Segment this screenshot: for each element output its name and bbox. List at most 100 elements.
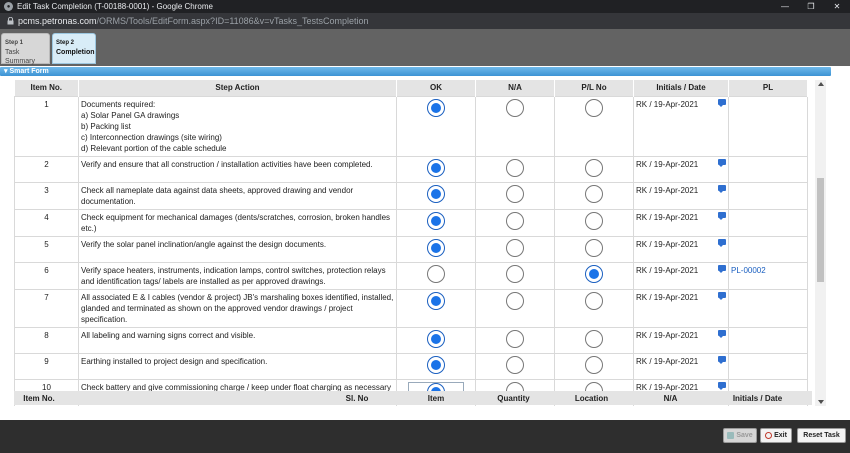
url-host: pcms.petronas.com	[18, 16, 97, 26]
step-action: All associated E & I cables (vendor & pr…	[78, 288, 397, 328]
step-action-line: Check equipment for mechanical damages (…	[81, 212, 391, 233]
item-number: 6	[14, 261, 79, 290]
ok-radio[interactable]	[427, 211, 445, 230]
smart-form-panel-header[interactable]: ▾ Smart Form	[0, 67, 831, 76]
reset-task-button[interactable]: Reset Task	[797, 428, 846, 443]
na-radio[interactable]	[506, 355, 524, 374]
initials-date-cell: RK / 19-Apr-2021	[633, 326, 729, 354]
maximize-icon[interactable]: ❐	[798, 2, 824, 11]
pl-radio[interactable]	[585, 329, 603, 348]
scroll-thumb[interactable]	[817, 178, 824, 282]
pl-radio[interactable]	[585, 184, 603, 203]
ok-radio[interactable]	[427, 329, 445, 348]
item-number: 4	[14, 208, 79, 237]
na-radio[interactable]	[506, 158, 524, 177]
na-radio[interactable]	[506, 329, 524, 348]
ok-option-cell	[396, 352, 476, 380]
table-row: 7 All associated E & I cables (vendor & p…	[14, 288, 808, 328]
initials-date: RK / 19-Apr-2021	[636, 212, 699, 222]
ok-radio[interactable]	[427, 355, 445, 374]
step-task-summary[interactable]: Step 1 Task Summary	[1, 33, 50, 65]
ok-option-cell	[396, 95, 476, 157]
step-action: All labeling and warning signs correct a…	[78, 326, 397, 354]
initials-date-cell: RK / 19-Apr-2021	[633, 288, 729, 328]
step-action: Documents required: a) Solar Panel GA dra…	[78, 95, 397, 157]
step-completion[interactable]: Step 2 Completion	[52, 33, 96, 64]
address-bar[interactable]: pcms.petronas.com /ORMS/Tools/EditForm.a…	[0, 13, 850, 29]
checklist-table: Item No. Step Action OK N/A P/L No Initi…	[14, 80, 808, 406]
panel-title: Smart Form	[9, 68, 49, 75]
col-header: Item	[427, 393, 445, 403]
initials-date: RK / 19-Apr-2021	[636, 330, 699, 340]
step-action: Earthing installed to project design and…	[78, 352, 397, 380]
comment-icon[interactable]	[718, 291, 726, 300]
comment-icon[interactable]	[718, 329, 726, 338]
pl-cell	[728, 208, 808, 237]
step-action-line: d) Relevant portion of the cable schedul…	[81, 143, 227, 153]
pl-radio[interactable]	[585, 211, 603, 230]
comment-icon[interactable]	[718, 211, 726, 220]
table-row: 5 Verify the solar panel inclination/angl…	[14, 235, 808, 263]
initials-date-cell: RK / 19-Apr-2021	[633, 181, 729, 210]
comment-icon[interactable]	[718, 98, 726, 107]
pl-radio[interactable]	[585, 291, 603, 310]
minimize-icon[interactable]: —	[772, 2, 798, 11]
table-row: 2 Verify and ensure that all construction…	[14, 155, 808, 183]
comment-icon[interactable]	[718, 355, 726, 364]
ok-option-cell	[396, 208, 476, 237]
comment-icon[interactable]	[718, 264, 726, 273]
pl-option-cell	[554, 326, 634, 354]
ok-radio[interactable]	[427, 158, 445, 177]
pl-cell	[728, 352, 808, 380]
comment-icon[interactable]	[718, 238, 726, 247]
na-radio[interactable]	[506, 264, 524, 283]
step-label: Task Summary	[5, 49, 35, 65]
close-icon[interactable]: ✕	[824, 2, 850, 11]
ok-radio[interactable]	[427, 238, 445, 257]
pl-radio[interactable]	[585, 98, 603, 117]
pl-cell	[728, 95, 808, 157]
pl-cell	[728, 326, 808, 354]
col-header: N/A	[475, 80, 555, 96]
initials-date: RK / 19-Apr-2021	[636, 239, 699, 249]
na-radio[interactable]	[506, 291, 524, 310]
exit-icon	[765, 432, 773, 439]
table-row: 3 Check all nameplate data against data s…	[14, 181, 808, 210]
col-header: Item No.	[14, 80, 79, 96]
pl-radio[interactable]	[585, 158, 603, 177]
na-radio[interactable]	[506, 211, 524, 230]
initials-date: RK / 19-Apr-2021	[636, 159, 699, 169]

• Exercise objective: Turn every line of the rows above into a numbered list, omitting blank lines and leaving the pictures out of the answer.

• Response to the exercise:
1. Segment this screenshot: for each element output its name and bbox. List at most 100 elements.
2. url-host: pcms.petronas.com	[18, 16, 97, 26]
3. step-action: All associated E & I cables (vendor & pr…	[78, 288, 397, 328]
4. step-action-line: Check equipment for mechanical damages (…	[81, 212, 391, 233]
5. item-number: 6	[14, 261, 79, 290]
6. ok-radio[interactable]	[427, 211, 445, 230]
7. smart-form-panel-header[interactable]: ▾ Smart Form	[0, 67, 831, 76]
8. reset-task-button[interactable]: Reset Task	[797, 428, 846, 443]
9. na-radio[interactable]	[506, 355, 524, 374]
10. initials-date-cell: RK / 19-Apr-2021	[633, 326, 729, 354]
11. maximize-icon[interactable]: ❐	[798, 2, 824, 11]
12. pl-radio[interactable]	[585, 329, 603, 348]
13. scroll-thumb[interactable]	[817, 178, 824, 282]
14. pl-radio[interactable]	[585, 184, 603, 203]
15. ok-radio[interactable]	[427, 329, 445, 348]
16. item-number: 4	[14, 208, 79, 237]
17. na-radio[interactable]	[506, 158, 524, 177]
18. na-radio[interactable]	[506, 329, 524, 348]
19. ok-option-cell	[396, 352, 476, 380]
20. table-row: 7 All associated E & I cables (vendor & p…	[14, 288, 808, 328]
21. initials-date: RK / 19-Apr-2021	[636, 212, 699, 222]
22. ok-radio[interactable]	[427, 355, 445, 374]
23. step-task-summary[interactable]: Step 1 Task Summary	[1, 33, 50, 65]
24. ok-option-cell	[396, 95, 476, 157]
25. step-action: All labeling and warning signs correct a…	[78, 326, 397, 354]
26. initials-date-cell: RK / 19-Apr-2021	[633, 288, 729, 328]
27. step-action: Documents required: a) Solar Panel GA dra…	[78, 95, 397, 157]
28. step-completion[interactable]: Step 2 Completion	[52, 33, 96, 64]
29. address-bar[interactable]: pcms.petronas.com /ORMS/Tools/EditForm.a…	[0, 13, 850, 29]
30. checklist-table: Item No. Step Action OK N/A P/L No Initi…	[14, 80, 808, 406]
31. panel-title: Smart Form	[9, 68, 49, 75]
32. col-header: Item	[427, 393, 445, 403]
33. initials-date: RK / 19-Apr-2021	[636, 330, 699, 340]
34. step-action: Earthing installed to project design and…	[78, 352, 397, 380]
35. comment-icon[interactable]	[718, 291, 726, 300]
36. comment-icon[interactable]	[718, 329, 726, 338]
37. pl-cell	[728, 208, 808, 237]
38. step-action-line: d) Relevant portion of the cable schedul…	[81, 143, 227, 153]
39. pl-radio[interactable]	[585, 211, 603, 230]
40. comment-icon[interactable]	[718, 211, 726, 220]
41. table-row: 5 Verify the solar panel inclination/angl…	[14, 235, 808, 263]
42. initials-date-cell: RK / 19-Apr-2021	[633, 181, 729, 210]
43. comment-icon[interactable]	[718, 98, 726, 107]
44. pl-radio[interactable]	[585, 291, 603, 310]
45. minimize-icon[interactable]: —	[772, 2, 798, 11]
46. table-row: 2 Verify and ensure that all construction…	[14, 155, 808, 183]
47. comment-icon[interactable]	[718, 355, 726, 364]
48. ok-option-cell	[396, 208, 476, 237]
49. comment-icon[interactable]	[718, 264, 726, 273]
50. pl-option-cell	[554, 326, 634, 354]
51. ok-radio[interactable]	[427, 158, 445, 177]
52. pl-cell	[728, 352, 808, 380]
53. comment-icon[interactable]	[718, 238, 726, 247]
54. na-radio[interactable]	[506, 264, 524, 283]
55. step-label: Task Summary	[5, 49, 35, 65]
56. close-icon[interactable]: ✕	[824, 2, 850, 11]
57. ok-radio[interactable]	[427, 238, 445, 257]
58. pl-radio[interactable]	[585, 98, 603, 117]
59. pl-cell	[728, 95, 808, 157]
60. pl-cell	[728, 326, 808, 354]
61. col-header: N/A	[475, 80, 555, 96]
62. initials-date: RK / 19-Apr-2021	[636, 239, 699, 249]
63. na-radio[interactable]	[506, 291, 524, 310]
64. exit-icon	[765, 432, 773, 439]
65. table-row: 3 Check all nameplate data against data s…	[14, 181, 808, 210]
66. col-header: Item No.	[14, 80, 79, 96]
67. pl-radio[interactable]	[585, 158, 603, 177]
68. na-radio[interactable]	[506, 211, 524, 230]
69. initials-date: RK / 19-Apr-2021	[636, 159, 699, 169]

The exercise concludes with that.